→ **Material to process**:
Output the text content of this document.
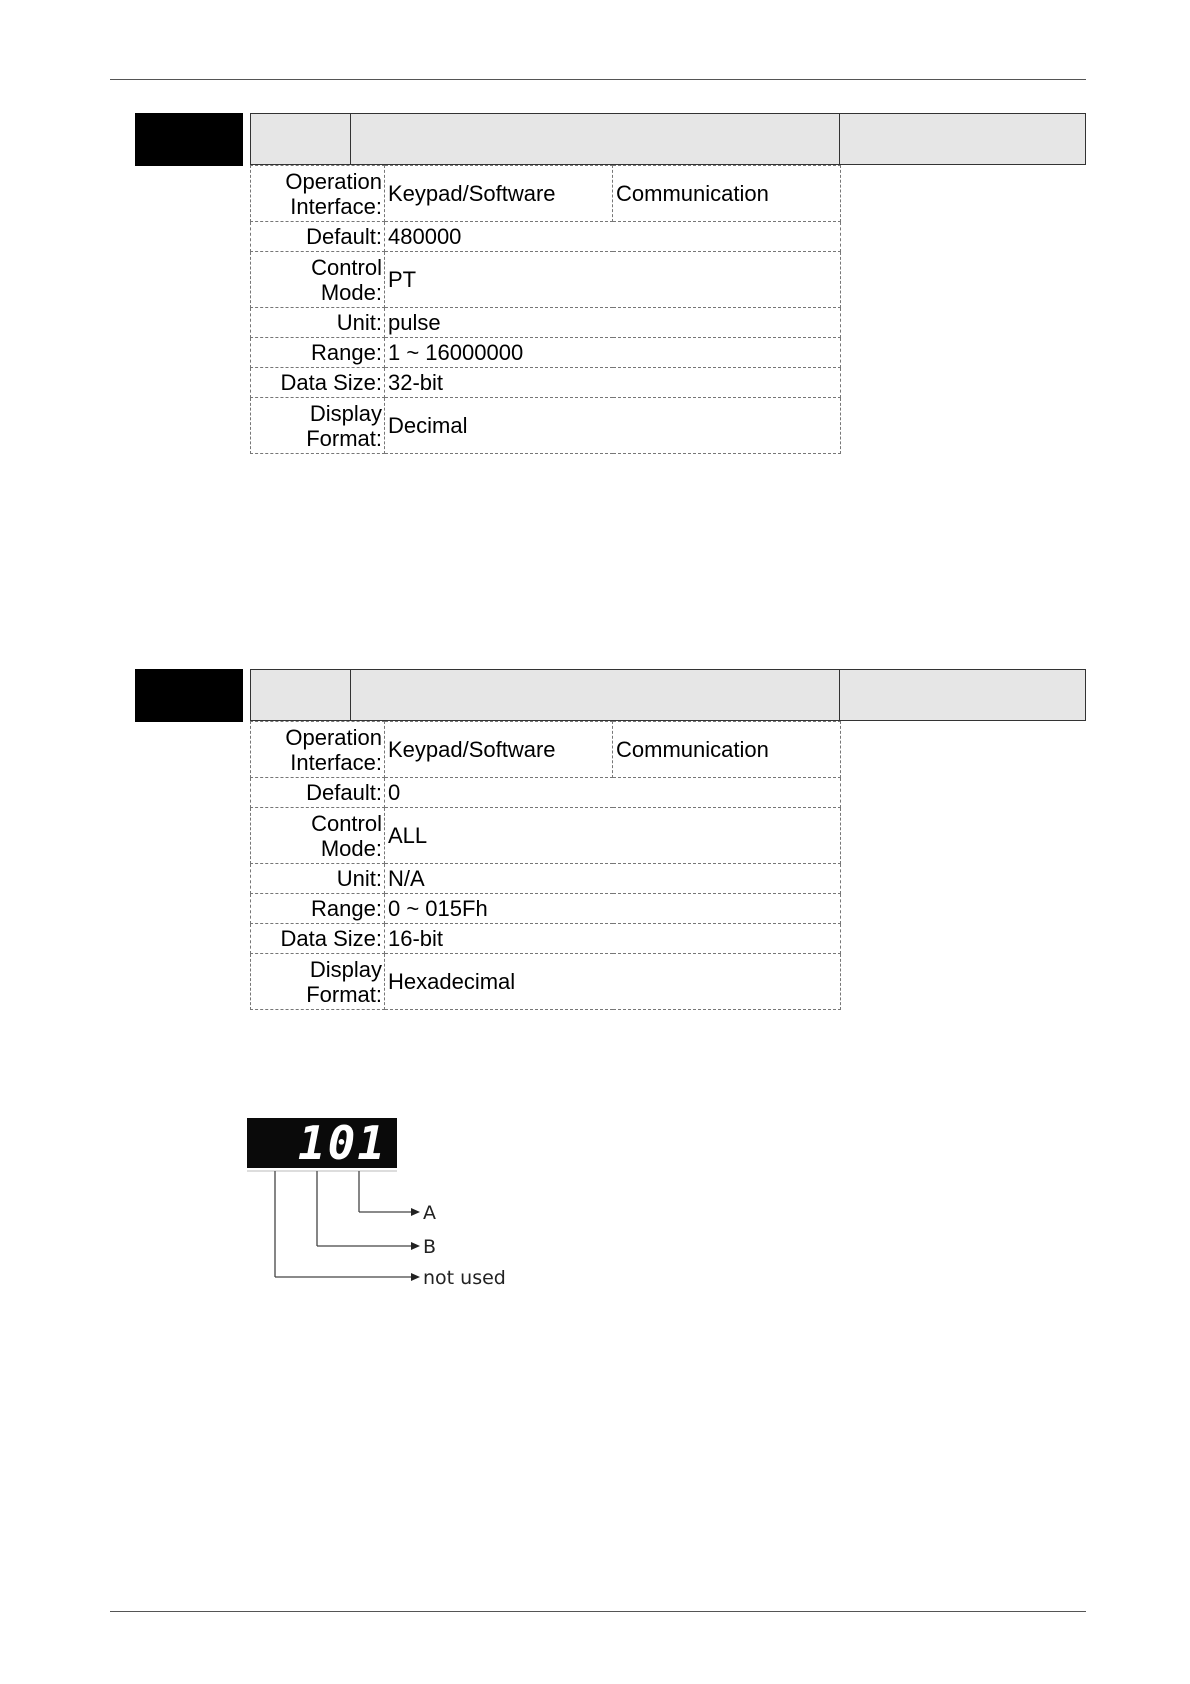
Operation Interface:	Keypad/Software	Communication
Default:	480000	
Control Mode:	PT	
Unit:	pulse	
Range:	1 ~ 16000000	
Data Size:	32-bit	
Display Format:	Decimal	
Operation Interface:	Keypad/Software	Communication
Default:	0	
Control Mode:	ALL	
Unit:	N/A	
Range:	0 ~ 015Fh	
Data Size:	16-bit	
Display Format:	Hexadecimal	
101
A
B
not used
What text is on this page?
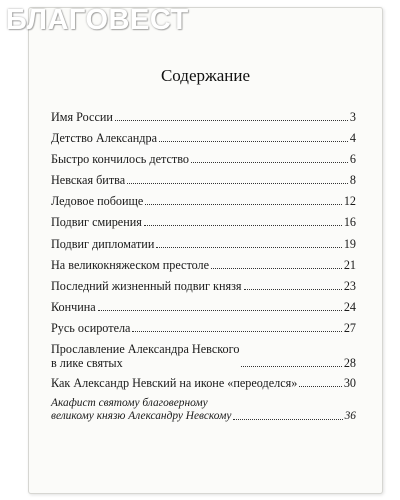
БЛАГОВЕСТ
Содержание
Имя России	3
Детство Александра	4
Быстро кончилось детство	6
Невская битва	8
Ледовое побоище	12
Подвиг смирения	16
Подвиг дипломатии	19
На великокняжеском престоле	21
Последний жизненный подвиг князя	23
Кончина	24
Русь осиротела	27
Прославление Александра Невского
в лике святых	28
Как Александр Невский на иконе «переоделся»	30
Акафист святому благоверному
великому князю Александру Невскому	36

→ **Exercise details**: Starting with the line that holds "What text is on this page?", retype each line through the last one in the listing above, exactly as written. Do not copy any pictures.

→ **Solved exercise**:
What text is on this page?
БЛАГОВЕСТ
Содержание
Имя России	3
Детство Александра	4
Быстро кончилось детство	6
Невская битва	8
Ледовое побоище	12
Подвиг смирения	16
Подвиг дипломатии	19
На великокняжеском престоле	21
Последний жизненный подвиг князя	23
Кончина	24
Русь осиротела	27
Прославление Александра Невского
в лике святых	28
Как Александр Невский на иконе «переоделся»	30
Акафист святому благоверному
великому князю Александру Невскому	36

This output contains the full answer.